◆ ITEMS
--- START ---
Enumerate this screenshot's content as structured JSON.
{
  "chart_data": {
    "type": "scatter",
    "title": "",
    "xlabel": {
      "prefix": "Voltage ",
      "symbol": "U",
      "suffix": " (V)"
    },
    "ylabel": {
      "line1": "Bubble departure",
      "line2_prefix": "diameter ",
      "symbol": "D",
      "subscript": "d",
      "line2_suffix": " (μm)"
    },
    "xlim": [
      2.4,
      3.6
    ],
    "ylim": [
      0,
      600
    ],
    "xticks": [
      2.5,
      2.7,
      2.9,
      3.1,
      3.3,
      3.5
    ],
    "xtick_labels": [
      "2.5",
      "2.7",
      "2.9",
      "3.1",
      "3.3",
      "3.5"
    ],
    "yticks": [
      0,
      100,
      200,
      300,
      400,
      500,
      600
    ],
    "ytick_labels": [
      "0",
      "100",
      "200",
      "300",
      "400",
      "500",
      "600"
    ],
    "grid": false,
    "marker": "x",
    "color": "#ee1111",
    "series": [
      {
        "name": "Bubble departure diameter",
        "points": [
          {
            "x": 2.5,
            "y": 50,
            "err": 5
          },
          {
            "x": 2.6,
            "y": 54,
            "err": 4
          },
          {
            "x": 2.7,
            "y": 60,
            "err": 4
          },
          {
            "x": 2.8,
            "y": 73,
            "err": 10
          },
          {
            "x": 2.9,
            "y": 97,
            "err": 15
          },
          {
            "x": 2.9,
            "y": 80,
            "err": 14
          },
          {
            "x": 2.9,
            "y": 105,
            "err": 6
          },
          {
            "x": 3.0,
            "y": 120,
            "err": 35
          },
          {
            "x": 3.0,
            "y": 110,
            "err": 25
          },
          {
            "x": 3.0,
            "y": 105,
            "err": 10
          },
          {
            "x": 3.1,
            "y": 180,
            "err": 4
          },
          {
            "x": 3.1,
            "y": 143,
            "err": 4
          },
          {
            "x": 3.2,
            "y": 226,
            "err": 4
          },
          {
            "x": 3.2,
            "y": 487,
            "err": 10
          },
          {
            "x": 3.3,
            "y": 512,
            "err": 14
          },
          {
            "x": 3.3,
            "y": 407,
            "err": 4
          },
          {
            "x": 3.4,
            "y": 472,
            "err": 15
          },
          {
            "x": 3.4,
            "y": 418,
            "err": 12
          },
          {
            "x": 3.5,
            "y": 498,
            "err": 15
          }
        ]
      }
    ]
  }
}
--- END ---
--- START ---
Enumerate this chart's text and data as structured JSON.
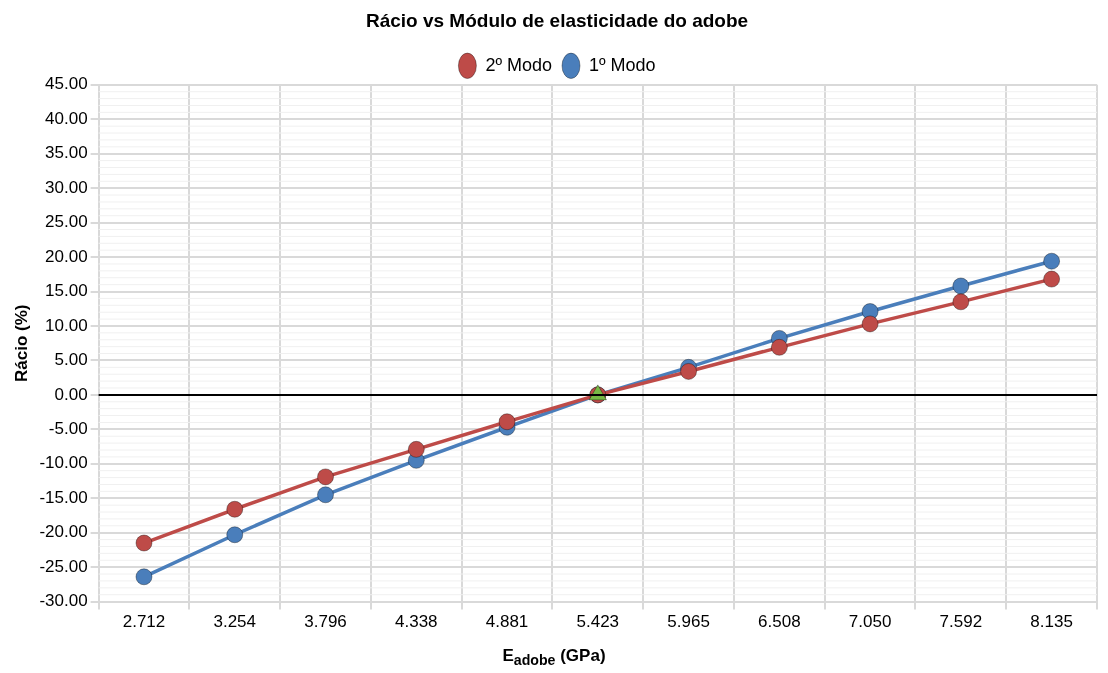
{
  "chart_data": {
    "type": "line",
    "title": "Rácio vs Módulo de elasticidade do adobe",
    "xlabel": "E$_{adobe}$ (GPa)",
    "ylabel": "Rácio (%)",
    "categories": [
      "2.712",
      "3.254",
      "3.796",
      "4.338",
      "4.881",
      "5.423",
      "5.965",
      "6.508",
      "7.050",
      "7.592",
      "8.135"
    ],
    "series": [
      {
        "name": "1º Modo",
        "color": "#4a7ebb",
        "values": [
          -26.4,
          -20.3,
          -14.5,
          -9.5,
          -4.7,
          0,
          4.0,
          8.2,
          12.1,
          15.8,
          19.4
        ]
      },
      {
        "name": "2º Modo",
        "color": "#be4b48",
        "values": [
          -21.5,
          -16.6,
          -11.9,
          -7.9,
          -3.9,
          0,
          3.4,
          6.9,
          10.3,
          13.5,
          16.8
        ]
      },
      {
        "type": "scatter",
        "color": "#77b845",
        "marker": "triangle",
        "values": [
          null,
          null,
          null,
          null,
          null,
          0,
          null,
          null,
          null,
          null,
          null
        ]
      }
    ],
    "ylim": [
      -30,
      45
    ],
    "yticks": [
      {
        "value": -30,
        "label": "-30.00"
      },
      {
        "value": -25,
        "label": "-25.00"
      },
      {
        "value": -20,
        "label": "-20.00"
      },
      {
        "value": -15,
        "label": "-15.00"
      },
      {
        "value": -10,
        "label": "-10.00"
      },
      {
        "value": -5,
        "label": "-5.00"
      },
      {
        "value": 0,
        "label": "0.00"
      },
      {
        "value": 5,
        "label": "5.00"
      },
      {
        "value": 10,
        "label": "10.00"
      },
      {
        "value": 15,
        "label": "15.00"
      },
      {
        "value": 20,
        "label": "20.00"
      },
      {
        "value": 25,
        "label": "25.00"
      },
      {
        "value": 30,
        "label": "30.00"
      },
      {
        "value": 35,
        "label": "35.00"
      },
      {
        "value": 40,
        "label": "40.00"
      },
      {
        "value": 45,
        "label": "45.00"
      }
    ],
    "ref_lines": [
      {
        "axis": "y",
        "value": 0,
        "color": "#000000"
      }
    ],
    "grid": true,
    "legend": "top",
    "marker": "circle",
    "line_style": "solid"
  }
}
--- END ---
--- START ---
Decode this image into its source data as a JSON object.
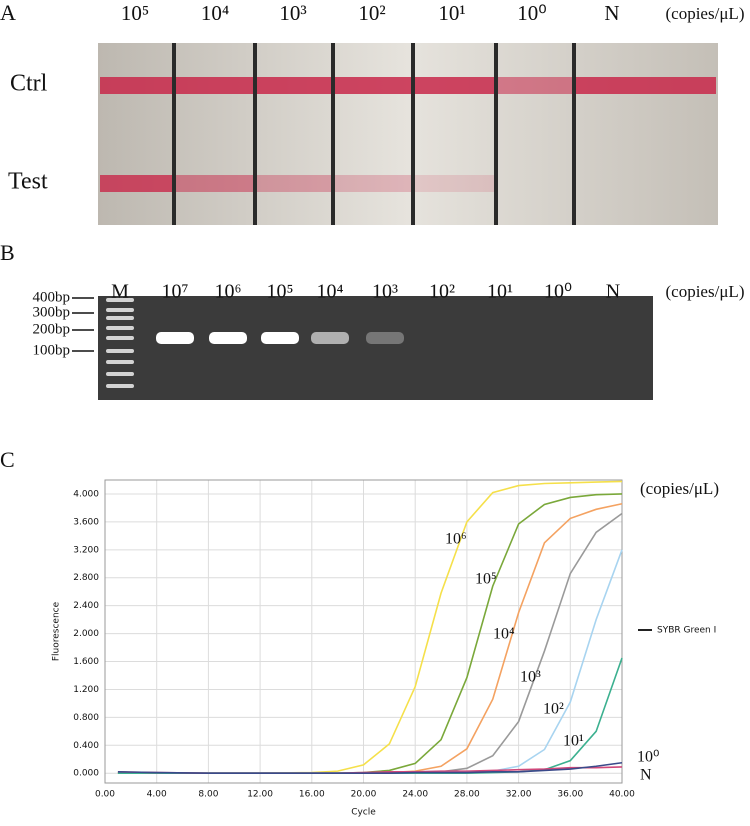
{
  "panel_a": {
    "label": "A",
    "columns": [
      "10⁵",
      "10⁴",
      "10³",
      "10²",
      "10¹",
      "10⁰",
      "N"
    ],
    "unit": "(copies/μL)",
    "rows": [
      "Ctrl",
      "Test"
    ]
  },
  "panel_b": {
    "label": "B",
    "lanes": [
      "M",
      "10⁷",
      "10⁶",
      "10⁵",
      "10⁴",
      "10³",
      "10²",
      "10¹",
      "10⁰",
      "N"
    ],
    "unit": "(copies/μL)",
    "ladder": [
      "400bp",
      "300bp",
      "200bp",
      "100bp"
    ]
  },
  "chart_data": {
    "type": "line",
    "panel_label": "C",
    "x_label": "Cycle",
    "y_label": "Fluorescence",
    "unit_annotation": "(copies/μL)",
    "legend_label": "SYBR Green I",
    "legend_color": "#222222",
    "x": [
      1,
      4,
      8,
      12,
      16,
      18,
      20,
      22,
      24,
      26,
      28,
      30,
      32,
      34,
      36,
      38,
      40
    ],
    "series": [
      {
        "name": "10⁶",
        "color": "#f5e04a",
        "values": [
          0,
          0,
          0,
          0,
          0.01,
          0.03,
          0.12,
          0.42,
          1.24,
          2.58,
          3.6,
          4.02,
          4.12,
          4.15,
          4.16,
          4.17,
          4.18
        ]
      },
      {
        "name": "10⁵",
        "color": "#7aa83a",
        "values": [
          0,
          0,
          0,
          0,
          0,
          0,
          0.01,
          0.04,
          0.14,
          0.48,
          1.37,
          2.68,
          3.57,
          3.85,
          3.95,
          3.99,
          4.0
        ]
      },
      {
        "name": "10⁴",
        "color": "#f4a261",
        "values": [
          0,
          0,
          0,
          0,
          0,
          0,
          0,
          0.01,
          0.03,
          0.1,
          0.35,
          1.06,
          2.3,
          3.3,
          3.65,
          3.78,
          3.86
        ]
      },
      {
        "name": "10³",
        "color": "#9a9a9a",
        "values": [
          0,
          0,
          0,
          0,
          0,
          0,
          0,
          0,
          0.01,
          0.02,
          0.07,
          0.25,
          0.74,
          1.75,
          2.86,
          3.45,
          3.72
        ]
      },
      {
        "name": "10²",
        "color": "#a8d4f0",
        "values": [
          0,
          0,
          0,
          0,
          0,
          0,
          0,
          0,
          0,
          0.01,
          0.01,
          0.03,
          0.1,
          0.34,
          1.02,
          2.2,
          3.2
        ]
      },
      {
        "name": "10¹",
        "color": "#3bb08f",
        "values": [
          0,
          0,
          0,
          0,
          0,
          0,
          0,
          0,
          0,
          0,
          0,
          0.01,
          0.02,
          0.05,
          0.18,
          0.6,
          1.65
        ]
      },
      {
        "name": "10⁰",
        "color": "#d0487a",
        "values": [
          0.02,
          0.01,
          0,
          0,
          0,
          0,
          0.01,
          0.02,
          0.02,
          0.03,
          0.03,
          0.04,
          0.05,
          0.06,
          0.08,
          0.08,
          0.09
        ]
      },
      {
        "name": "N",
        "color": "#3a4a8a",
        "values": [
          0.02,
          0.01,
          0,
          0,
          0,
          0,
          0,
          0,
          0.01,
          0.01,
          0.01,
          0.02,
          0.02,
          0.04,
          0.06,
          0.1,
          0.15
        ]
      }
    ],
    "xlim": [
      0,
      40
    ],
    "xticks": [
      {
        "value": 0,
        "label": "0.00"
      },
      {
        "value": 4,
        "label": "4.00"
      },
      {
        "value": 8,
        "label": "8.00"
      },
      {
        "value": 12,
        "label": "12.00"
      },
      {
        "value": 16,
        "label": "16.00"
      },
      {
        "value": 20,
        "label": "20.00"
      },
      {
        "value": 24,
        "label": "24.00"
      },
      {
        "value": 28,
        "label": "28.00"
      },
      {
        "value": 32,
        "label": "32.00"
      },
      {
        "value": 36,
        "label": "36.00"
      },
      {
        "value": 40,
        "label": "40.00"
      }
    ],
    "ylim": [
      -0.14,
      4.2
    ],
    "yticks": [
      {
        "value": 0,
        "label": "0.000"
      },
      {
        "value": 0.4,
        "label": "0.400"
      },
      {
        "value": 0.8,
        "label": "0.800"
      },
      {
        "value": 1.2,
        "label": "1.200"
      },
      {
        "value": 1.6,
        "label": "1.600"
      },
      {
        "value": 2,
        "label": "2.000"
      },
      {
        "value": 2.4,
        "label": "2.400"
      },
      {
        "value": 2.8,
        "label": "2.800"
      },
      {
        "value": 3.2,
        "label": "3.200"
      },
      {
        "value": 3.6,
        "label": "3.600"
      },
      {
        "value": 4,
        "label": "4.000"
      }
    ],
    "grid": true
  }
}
--- END ---
Filter the data, keeping only the lines that contain "Enumerate".

◆ WRITTEN RESPONSE
Enumerate this screenshot's content as structured JSON.
Enumerate this chart's text and data as structured JSON.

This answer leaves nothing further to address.